## THE TASK:
Change the passage of the bug-report thread from "On Mon, Aug 1, 2022 at 6:33" up to and including "is another one." by putting "R. Guo" in place of "Richard Guo" each time it appears, and give that passage back.

Re: Re[2]: BUG #17561: Server crashes on executing row() with very long argument list

On Mon, Aug 1, 2022 at 6:33 PM Richard Guo <guofenglinux(at)gmail(dot)com> wrote:

>
> On Mon, Aug 1, 2022 at 6:03 PM Richard Guo <guofenglinux(at)gmail(dot)com> wrote:
>
>>
>> On Mon, Aug 1, 2022 at 3:17 PM Егор Чиндяскин <kyzevan23(at)mail(dot)ru> wrote:
>>
>>> Thank you, Tom! The fix works for that case, but there is another one.
>>> I got server crashed while executing the following script:
>>>
>>> (echo "SELECT * FROM json_to_record('{\"0\":0
>>> ";for((i=1;i<100001;i++));do echo ",\"$i\":$i";done; echo "}') as x("; echo
>>> "\"0\" int";for((i=1;i<100001;i++));do echo ",\"$i\" int";done;echo ")") |
>>> psql
>>>
>>
>> Thanks for the report! This is another place that we construct a tupdesc
>> with more than MaxAttrNumber attributes, via RangeFunctions this time.
>>
>> Regarding the fix, how about we check the length of coldeflist against
>> MaxTupleAttributeNumber in transformRangeFunction()?
>>
>
> I mean something like this:
>
> diff --git a/src/backend/parser/parse_clause.c
> b/src/backend/parser/parse_clause.c
> index 5a18107e79..a74a07667d 100644
> --- a/src/backend/parser/parse_clause.c
> +++ b/src/backend/parser/parse_clause.c
> @@ -629,6 +629,15 @@ transformRangeFunction(ParseState *pstate,
> RangeFunction *r)
> */
> if (r->coldeflist)
> {
> + /* Disallow more columns than will fit in a tuple */
> + if (list_length(r->coldeflist) > MaxTupleAttributeNumber)
> + ereport(ERROR,
> + (errcode(ERRCODE_TOO_MANY_COLUMNS),
> + errmsg("Function returning RECORD
> can have at most %d entries",
> +
> MaxTupleAttributeNumber),
> + parser_errposition(pstate,
> +
> exprLocation((Node *) r->coldeflist))));
> +
> if (list_length(funcexprs) != 1)
> {
> if (r->is_rowsfrom)
>
>
Just noticed that CheckAttributeNamesTypes will check on column count
against MaxHeapAttributeNumber. Maybe we should use this as the limit?

Thanks
Richard

## DATA SUPPLIED:
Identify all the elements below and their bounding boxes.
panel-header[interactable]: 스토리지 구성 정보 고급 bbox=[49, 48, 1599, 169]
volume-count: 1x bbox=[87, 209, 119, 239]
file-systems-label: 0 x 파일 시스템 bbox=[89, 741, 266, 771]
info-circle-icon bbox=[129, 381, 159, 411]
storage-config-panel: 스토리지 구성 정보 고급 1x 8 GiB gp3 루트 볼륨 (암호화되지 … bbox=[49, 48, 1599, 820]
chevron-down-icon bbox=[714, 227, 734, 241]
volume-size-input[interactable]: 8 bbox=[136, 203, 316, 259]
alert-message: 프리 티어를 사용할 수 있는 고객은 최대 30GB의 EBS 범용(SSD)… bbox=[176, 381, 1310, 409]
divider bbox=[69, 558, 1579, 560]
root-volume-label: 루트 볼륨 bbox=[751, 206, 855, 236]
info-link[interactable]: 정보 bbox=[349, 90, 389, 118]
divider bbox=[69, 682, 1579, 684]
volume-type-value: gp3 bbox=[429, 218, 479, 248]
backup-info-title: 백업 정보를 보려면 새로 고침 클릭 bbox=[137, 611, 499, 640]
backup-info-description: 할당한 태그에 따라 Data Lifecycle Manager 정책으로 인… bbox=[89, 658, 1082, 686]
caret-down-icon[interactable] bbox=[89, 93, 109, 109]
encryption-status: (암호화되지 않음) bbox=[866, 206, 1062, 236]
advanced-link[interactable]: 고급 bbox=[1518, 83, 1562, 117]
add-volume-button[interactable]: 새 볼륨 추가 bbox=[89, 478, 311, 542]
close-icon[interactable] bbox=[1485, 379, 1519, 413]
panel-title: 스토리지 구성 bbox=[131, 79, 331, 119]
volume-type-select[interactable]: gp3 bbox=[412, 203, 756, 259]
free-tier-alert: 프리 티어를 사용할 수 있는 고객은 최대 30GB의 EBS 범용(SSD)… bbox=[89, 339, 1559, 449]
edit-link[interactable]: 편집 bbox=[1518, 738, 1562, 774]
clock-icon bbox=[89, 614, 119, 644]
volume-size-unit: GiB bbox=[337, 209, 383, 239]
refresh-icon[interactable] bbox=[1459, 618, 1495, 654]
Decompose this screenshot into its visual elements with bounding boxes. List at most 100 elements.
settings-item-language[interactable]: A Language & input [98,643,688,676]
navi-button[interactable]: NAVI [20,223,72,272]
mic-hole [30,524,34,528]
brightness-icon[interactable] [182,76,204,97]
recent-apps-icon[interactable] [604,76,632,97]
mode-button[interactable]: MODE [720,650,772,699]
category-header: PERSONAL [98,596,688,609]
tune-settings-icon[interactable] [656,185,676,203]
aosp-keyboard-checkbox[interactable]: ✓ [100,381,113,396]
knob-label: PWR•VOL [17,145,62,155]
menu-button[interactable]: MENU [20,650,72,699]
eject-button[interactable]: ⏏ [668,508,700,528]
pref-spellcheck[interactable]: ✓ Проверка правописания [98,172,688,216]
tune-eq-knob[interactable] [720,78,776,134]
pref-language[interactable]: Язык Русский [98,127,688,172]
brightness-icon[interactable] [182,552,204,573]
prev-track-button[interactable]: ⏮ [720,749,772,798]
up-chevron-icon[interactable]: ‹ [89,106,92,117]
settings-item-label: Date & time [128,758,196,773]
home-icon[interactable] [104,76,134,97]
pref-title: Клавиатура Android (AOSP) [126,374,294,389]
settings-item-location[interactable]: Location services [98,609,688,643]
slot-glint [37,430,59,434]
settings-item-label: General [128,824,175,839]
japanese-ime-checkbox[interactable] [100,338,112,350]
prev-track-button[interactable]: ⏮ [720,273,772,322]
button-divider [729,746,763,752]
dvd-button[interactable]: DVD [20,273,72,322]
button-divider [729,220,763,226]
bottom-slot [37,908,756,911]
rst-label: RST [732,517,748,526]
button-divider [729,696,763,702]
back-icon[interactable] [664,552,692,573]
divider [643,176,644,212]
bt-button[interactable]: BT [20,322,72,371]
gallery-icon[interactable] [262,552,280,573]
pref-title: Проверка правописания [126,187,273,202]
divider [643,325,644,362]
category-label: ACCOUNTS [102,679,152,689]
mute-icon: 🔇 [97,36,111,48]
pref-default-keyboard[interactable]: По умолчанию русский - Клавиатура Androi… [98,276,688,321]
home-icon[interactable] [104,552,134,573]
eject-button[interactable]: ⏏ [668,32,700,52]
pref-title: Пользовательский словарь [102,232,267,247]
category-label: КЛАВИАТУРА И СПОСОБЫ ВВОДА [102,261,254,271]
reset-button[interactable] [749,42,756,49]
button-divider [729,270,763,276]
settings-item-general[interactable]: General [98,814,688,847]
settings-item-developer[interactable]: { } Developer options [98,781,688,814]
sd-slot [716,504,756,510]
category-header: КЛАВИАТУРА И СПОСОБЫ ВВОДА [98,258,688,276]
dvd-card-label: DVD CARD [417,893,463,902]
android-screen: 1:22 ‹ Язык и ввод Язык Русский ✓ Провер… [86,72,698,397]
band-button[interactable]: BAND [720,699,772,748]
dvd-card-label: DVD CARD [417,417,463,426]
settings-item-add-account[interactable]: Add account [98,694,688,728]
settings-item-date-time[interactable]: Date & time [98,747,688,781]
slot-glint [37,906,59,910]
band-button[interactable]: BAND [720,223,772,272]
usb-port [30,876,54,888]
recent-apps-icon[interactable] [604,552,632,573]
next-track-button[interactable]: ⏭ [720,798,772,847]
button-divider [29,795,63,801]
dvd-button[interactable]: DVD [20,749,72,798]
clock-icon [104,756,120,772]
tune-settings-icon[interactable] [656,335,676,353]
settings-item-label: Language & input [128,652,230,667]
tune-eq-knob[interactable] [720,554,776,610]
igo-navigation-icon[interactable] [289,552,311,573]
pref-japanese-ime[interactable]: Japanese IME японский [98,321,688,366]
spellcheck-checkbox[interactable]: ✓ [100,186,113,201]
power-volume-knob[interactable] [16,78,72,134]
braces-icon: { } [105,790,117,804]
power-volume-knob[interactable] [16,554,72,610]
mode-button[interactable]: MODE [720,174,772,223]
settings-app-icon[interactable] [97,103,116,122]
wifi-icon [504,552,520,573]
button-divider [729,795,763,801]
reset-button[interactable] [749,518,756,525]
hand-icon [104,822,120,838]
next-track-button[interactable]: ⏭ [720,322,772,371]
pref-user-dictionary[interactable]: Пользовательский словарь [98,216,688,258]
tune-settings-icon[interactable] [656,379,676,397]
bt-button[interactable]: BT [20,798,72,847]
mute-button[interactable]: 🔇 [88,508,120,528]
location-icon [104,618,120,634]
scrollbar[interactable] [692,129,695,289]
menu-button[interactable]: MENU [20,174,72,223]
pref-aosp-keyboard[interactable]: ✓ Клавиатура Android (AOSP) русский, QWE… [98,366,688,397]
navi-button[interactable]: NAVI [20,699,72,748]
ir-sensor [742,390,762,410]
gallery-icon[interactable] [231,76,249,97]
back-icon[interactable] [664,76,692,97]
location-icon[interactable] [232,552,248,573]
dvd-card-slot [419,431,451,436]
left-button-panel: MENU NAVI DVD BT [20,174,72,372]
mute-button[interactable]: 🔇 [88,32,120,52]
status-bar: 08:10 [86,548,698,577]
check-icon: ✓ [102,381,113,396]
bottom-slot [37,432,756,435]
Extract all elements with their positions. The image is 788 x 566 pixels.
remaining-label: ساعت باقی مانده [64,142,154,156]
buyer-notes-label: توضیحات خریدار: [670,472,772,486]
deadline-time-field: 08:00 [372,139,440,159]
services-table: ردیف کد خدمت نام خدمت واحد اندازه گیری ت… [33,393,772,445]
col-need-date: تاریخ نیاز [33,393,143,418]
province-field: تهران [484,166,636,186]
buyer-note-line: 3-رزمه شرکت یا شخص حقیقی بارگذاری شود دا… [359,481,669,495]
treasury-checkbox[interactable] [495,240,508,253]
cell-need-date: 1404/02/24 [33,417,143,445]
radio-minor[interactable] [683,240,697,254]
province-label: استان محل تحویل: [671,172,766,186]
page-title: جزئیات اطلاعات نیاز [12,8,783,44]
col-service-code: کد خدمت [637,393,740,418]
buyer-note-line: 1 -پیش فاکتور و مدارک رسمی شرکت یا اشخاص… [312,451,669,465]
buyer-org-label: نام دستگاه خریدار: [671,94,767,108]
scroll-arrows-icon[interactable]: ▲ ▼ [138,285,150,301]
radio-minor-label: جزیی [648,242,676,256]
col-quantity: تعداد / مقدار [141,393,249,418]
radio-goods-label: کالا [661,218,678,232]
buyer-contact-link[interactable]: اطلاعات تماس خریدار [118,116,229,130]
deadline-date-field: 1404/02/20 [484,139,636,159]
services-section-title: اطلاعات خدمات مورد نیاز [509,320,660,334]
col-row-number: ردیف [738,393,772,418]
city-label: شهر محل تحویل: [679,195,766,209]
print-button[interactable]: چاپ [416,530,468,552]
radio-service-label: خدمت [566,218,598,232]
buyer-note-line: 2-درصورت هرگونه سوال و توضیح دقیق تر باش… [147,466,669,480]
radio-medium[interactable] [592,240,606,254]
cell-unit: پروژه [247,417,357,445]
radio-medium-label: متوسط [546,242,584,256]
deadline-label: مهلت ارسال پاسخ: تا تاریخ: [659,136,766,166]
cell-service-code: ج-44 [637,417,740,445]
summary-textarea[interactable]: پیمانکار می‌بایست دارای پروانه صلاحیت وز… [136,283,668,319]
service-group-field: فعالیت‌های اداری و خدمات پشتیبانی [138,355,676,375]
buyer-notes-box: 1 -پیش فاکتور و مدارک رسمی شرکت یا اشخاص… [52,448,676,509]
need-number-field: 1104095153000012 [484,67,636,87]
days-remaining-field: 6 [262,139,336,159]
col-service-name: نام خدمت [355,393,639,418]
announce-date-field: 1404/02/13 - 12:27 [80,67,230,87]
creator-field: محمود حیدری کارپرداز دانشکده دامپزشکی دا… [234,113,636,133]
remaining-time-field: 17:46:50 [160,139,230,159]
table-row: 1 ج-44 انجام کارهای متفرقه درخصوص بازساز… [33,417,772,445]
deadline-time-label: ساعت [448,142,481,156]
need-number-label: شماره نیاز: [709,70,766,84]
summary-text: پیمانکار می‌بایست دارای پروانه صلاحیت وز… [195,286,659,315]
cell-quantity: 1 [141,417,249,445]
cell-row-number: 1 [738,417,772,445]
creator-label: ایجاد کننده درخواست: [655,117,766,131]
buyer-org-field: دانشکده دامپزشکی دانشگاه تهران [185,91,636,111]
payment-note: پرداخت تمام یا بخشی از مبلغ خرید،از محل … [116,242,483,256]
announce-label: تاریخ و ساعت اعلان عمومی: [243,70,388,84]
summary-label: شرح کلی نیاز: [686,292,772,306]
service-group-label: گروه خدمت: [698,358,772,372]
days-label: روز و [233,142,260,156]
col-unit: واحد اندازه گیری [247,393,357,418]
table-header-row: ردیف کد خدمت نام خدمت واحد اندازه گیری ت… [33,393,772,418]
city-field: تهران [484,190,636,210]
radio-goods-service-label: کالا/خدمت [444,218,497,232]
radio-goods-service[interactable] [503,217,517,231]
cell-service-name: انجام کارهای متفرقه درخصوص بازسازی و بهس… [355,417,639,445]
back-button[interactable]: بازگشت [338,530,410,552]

## EXERCISE SOLUTION:
On Mon, Aug 1, 2022 at 6:33 PM R. Guo <guofenglinux(at)gmail(dot)com> wrote:

>
> On Mon, Aug 1, 2022 at 6:03 PM R. Guo <guofenglinux(at)gmail(dot)com> wrote:
>
>>
>> On Mon, Aug 1, 2022 at 3:17 PM Егор Чиндяскин <kyzevan23(at)mail(dot)ru> wrote:
>>
>>> Thank you, Tom! The fix works for that case, but there is another one.